-- Begin --

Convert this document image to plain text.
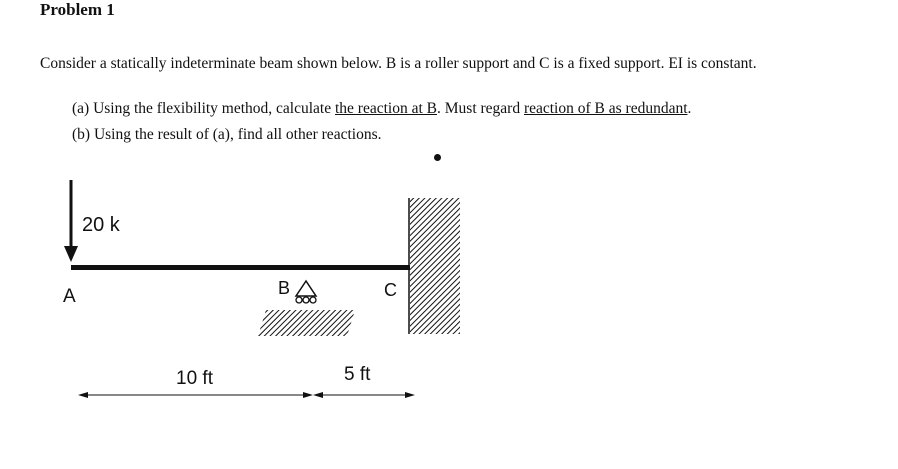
Problem 1
Consider a statically indeterminate beam shown below. B is a roller support and C is a fixed support. EI is constant.
(a) Using the flexibility method, calculate the reaction at B. Must regard reaction of B as redundant.
(b) Using the result of (a), find all other reactions.
20 k
A	B	C
10 ft	5 ft
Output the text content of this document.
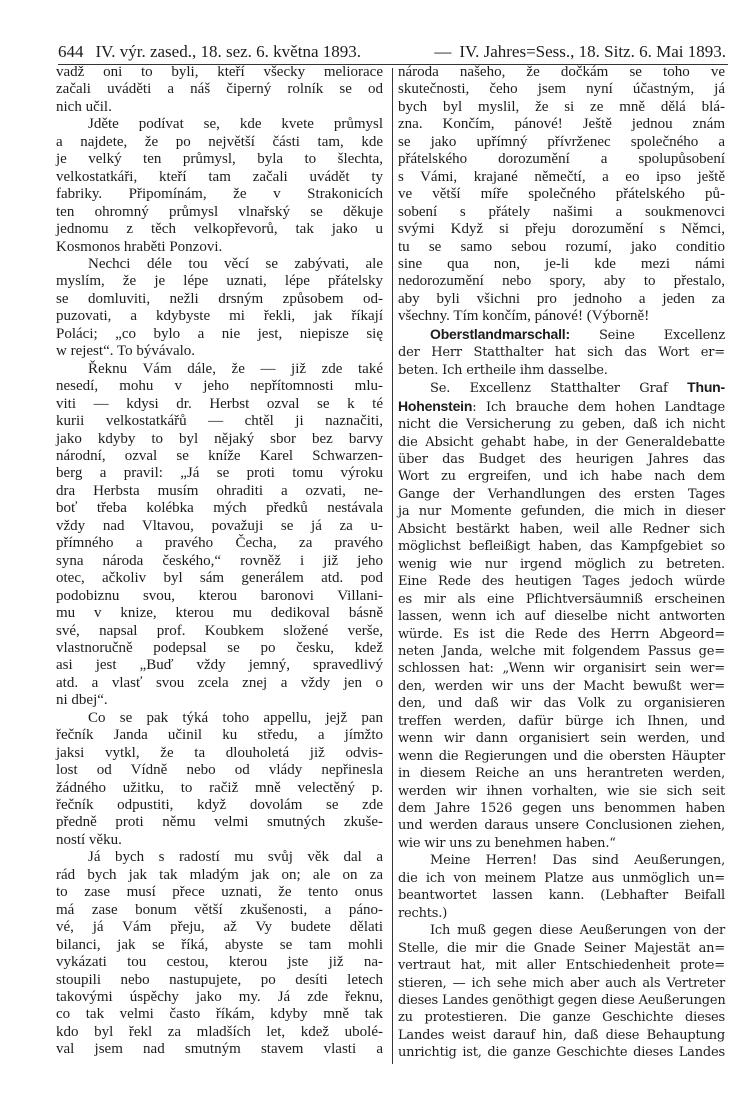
644 IV. výr. zased., 18. sez. 6. května 1893.	— IV. Jahres=Sess., 18. Sitz. 6. Mai 1893.
vadž oni to byli, kteří všecky meliorace
začali uváděti a náš čiperný rolník se od
nich učil.
Jděte podívat se, kde kvete průmysl
a najdete, že po největší části tam, kde
je velký ten průmysl, byla to šlechta,
velkostatkáři, kteří tam začali uvádět ty
fabriky. Připomínám, že v Strakonicích
ten ohromný průmysl vlnařský se děkuje
jednomu z těch velkopřevorů, tak jako u
Kosmonos hraběti Ponzovi.
Nechci déle tou věcí se zabývati, ale
myslím, že je lépe uznati, lépe přátelsky
se domluviti, nežli drsným způsobem od-
puzovati, a kdybyste mi řekli, jak říkají
Poláci; „co bylo a nie jest, niepisze się
w rejest“. To bývávalo.
Řeknu Vám dále, že — již zde také
nesedí, mohu v jeho nepřítomnosti mlu-
viti — kdysi dr. Herbst ozval se k té
kurii velkostatkářů — chtěl ji naznačiti,
jako kdyby to byl nějaký sbor bez barvy
národní, ozval se kníže Karel Schwarzen-
berg a pravil: „Já se proti tomu výroku
dra Herbsta musím ohraditi a ozvati, ne-
boť třeba kolébka mých předků nestávala
vždy nad Vltavou, považuji se já za u-
přímného a pravého Čecha, za pravého
syna národa českého,“ rovněž i již jeho
otec, ačkoliv byl sám generálem atd. pod
podobiznu svou, kterou baronovi Villani-
mu v knize, kterou mu dedikoval básně
své, napsal prof. Koubkem složené verše,
vlastnoručně podepsal se po česku, kdež
asi jest „Buď vždy jemný, spravedlivý
atd. a vlasť svou zcela znej a vždy jen o
ni dbej“.
Co se pak týká toho appellu, jejž pan
řečník Janda učinil ku středu, a jímžto
jaksi vytkl, že ta dlouholetá již odvis-
lost od Vídně nebo od vlády nepřinesla
žádného užitku, to račiž mně velectěný p.
řečník odpustiti, když dovolám se zde
předně proti němu velmi smutných zkuše-
ností věku.
Já bych s radostí mu svůj věk dal a
rád bych jak tak mladým jak on; ale on za
to zase musí přece uznati, že tento onus
má zase bonum větší zkušenosti, a páno-
vé, já Vám přeju, až Vy budete dělati
bilanci, jak se říká, abyste se tam mohli
vykázati tou cestou, kterou jste již na-
stoupili nebo nastupujete, po desíti letech
takovými úspěchy jako my. Já zde řeknu,
co tak velmi často říkám, kdyby mně tak
kdo byl řekl za mladších let, kdež ubolé-
val jsem nad smutným stavem vlasti a
národa našeho, že dočkám se toho ve
skutečnosti, čeho jsem nyní účastným, já
bych byl myslil, že si ze mně dělá blá-
zna. Končím, pánové! Ještě jednou znám
se jako upřímný přívrženec společného a
přátelského dorozumění a spolupůsobení
s Vámi, krajané němečtí, a eo ipso ještě
ve větší míře společného přátelského pů-
sobení s přátely našimi a soukmenovci
svými Když si přeju dorozumění s Němci,
tu se samo sebou rozumí, jako conditio
sine qua non, je-li kde mezi námi
nedorozumění nebo spory, aby to přestalo,
aby byli všichni pro jednoho a jeden za
všechny. Tím končím, pánové! (Výborně!
Oberstlandmarschall: Seine Excellenz
der Herr Statthalter hat sich das Wort er=
beten. Ich ertheile ihm dasselbe.
Se. Excellenz Statthalter Graf Thun-
Hohenstein: Ich brauche dem hohen Landtage
nicht die Versicherung zu geben, daß ich nicht
die Absicht gehabt habe, in der Generaldebatte
über das Budget des heurigen Jahres das
Wort zu ergreifen, und ich habe nach dem
Gange der Verhandlungen des ersten Tages
ja nur Momente gefunden, die mich in dieser
Absicht bestärkt haben, weil alle Redner sich
möglichst befleißigt haben, das Kampfgebiet so
wenig wie nur irgend möglich zu betreten.
Eine Rede des heutigen Tages jedoch würde
es mir als eine Pflichtversäumniß erscheinen
lassen, wenn ich auf dieselbe nicht antworten
würde. Es ist die Rede des Herrn Abgeord=
neten Janda, welche mit folgendem Passus ge=
schlossen hat: „Wenn wir organisirt sein wer=
den, werden wir uns der Macht bewußt wer=
den, und daß wir das Volk zu organisieren
treffen werden, dafür bürge ich Ihnen, und
wenn wir dann organisiert sein werden, und
wenn die Regierungen und die obersten Häupter
in diesem Reiche an uns herantreten werden,
werden wir ihnen vorhalten, wie sie sich seit
dem Jahre 1526 gegen uns benommen haben
und werden daraus unsere Conclusionen ziehen,
wie wir uns zu benehmen haben.“
Meine Herren! Das sind Aeußerungen,
die ich von meinem Platze aus unmöglich un=
beantwortet lassen kann. (Lebhafter Beifall
rechts.)
Ich muß gegen diese Aeußerungen von der
Stelle, die mir die Gnade Seiner Majestät an=
vertraut hat, mit aller Entschiedenheit prote=
stieren, — ich sehe mich aber auch als Vertreter
dieses Landes genöthigt gegen diese Aeußerungen
zu protestieren. Die ganze Geschichte dieses
Landes weist darauf hin, daß diese Behauptung
unrichtig ist, die ganze Geschichte dieses Landes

-- End --

## TASK TO COMPLETE
Output the records above exactly as they are, leaving out the pictures.

## RESPONSE
Convert this document image to plain text.
Problem 1
Consider a statically indeterminate beam shown below. B is a roller support and C is a fixed support. EI is constant.
(a) Using the flexibility method, calculate the reaction at B. Must regard reaction of B as redundant.
(b) Using the result of (a), find all other reactions.
20 k
A	B	C
10 ft	5 ft
Output the text content of this document.
644 IV. výr. zased., 18. sez. 6. května 1893.	— IV. Jahres=Sess., 18. Sitz. 6. Mai 1893.
vadž oni to byli, kteří všecky meliorace
začali uváděti a náš čiperný rolník se od
nich učil.
Jděte podívat se, kde kvete průmysl
a najdete, že po největší části tam, kde
je velký ten průmysl, byla to šlechta,
velkostatkáři, kteří tam začali uvádět ty
fabriky. Připomínám, že v Strakonicích
ten ohromný průmysl vlnařský se děkuje
jednomu z těch velkopřevorů, tak jako u
Kosmonos hraběti Ponzovi.
Nechci déle tou věcí se zabývati, ale
myslím, že je lépe uznati, lépe přátelsky
se domluviti, nežli drsným způsobem od-
puzovati, a kdybyste mi řekli, jak říkají
Poláci; „co bylo a nie jest, niepisze się
w rejest“. To bývávalo.
Řeknu Vám dále, že — již zde také
nesedí, mohu v jeho nepřítomnosti mlu-
viti — kdysi dr. Herbst ozval se k té
kurii velkostatkářů — chtěl ji naznačiti,
jako kdyby to byl nějaký sbor bez barvy
národní, ozval se kníže Karel Schwarzen-
berg a pravil: „Já se proti tomu výroku
dra Herbsta musím ohraditi a ozvati, ne-
boť třeba kolébka mých předků nestávala
vždy nad Vltavou, považuji se já za u-
přímného a pravého Čecha, za pravého
syna národa českého,“ rovněž i již jeho
otec, ačkoliv byl sám generálem atd. pod
podobiznu svou, kterou baronovi Villani-
mu v knize, kterou mu dedikoval básně
své, napsal prof. Koubkem složené verše,
vlastnoručně podepsal se po česku, kdež
asi jest „Buď vždy jemný, spravedlivý
atd. a vlasť svou zcela znej a vždy jen o
ni dbej“.
Co se pak týká toho appellu, jejž pan
řečník Janda učinil ku středu, a jímžto
jaksi vytkl, že ta dlouholetá již odvis-
lost od Vídně nebo od vlády nepřinesla
žádného užitku, to račiž mně velectěný p.
řečník odpustiti, když dovolám se zde
předně proti němu velmi smutných zkuše-
ností věku.
Já bych s radostí mu svůj věk dal a
rád bych jak tak mladým jak on; ale on za
to zase musí přece uznati, že tento onus
má zase bonum větší zkušenosti, a páno-
vé, já Vám přeju, až Vy budete dělati
bilanci, jak se říká, abyste se tam mohli
vykázati tou cestou, kterou jste již na-
stoupili nebo nastupujete, po desíti letech
takovými úspěchy jako my. Já zde řeknu,
co tak velmi často říkám, kdyby mně tak
kdo byl řekl za mladších let, kdež ubolé-
val jsem nad smutným stavem vlasti a
národa našeho, že dočkám se toho ve
skutečnosti, čeho jsem nyní účastným, já
bych byl myslil, že si ze mně dělá blá-
zna. Končím, pánové! Ještě jednou znám
se jako upřímný přívrženec společného a
přátelského dorozumění a spolupůsobení
s Vámi, krajané němečtí, a eo ipso ještě
ve větší míře společného přátelského pů-
sobení s přátely našimi a soukmenovci
svými Když si přeju dorozumění s Němci,
tu se samo sebou rozumí, jako conditio
sine qua non, je-li kde mezi námi
nedorozumění nebo spory, aby to přestalo,
aby byli všichni pro jednoho a jeden za
všechny. Tím končím, pánové! (Výborně!
Oberstlandmarschall: Seine Excellenz
der Herr Statthalter hat sich das Wort er=
beten. Ich ertheile ihm dasselbe.
Se. Excellenz Statthalter Graf Thun-
Hohenstein: Ich brauche dem hohen Landtage
nicht die Versicherung zu geben, daß ich nicht
die Absicht gehabt habe, in der Generaldebatte
über das Budget des heurigen Jahres das
Wort zu ergreifen, und ich habe nach dem
Gange der Verhandlungen des ersten Tages
ja nur Momente gefunden, die mich in dieser
Absicht bestärkt haben, weil alle Redner sich
möglichst befleißigt haben, das Kampfgebiet so
wenig wie nur irgend möglich zu betreten.
Eine Rede des heutigen Tages jedoch würde
es mir als eine Pflichtversäumniß erscheinen
lassen, wenn ich auf dieselbe nicht antworten
würde. Es ist die Rede des Herrn Abgeord=
neten Janda, welche mit folgendem Passus ge=
schlossen hat: „Wenn wir organisirt sein wer=
den, werden wir uns der Macht bewußt wer=
den, und daß wir das Volk zu organisieren
treffen werden, dafür bürge ich Ihnen, und
wenn wir dann organisiert sein werden, und
wenn die Regierungen und die obersten Häupter
in diesem Reiche an uns herantreten werden,
werden wir ihnen vorhalten, wie sie sich seit
dem Jahre 1526 gegen uns benommen haben
und werden daraus unsere Conclusionen ziehen,
wie wir uns zu benehmen haben.“
Meine Herren! Das sind Aeußerungen,
die ich von meinem Platze aus unmöglich un=
beantwortet lassen kann. (Lebhafter Beifall
rechts.)
Ich muß gegen diese Aeußerungen von der
Stelle, die mir die Gnade Seiner Majestät an=
vertraut hat, mit aller Entschiedenheit prote=
stieren, — ich sehe mich aber auch als Vertreter
dieses Landes genöthigt gegen diese Aeußerungen
zu protestieren. Die ganze Geschichte dieses
Landes weist darauf hin, daß diese Behauptung
unrichtig ist, die ganze Geschichte dieses Landes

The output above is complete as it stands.